**Given records**.
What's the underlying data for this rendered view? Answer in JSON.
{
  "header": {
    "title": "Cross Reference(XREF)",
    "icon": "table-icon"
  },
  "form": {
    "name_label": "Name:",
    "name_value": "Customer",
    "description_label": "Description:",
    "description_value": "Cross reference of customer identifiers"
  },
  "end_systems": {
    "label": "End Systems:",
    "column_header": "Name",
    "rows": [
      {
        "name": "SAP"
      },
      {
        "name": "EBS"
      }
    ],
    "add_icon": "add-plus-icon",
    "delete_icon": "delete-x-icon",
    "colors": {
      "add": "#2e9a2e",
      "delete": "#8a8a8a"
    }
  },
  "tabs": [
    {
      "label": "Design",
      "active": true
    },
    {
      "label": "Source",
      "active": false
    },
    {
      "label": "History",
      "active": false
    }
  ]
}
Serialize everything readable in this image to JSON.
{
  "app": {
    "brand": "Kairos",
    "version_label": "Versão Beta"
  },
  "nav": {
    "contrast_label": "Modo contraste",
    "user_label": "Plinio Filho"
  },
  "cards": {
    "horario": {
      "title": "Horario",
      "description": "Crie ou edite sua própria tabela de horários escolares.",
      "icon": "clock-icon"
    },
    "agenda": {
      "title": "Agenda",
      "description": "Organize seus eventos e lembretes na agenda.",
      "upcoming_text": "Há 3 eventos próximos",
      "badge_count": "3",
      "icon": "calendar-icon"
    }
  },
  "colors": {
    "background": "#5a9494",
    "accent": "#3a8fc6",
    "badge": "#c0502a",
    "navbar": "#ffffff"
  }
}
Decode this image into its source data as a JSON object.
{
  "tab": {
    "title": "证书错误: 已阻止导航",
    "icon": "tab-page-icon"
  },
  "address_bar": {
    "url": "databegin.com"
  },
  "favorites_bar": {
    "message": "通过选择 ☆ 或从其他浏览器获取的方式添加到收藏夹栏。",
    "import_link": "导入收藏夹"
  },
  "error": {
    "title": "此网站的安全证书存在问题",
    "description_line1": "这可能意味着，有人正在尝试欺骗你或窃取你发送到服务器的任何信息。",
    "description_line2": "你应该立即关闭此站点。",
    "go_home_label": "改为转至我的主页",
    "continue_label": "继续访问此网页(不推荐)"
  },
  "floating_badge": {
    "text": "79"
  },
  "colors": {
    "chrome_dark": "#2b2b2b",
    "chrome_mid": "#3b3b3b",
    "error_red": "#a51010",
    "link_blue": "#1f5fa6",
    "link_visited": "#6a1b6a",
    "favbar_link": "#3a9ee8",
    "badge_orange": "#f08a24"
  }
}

**What you have to do**.
Of the lines in the material above, state how many contain the string "icon"; give no other text.

**Result of the exercise**.
6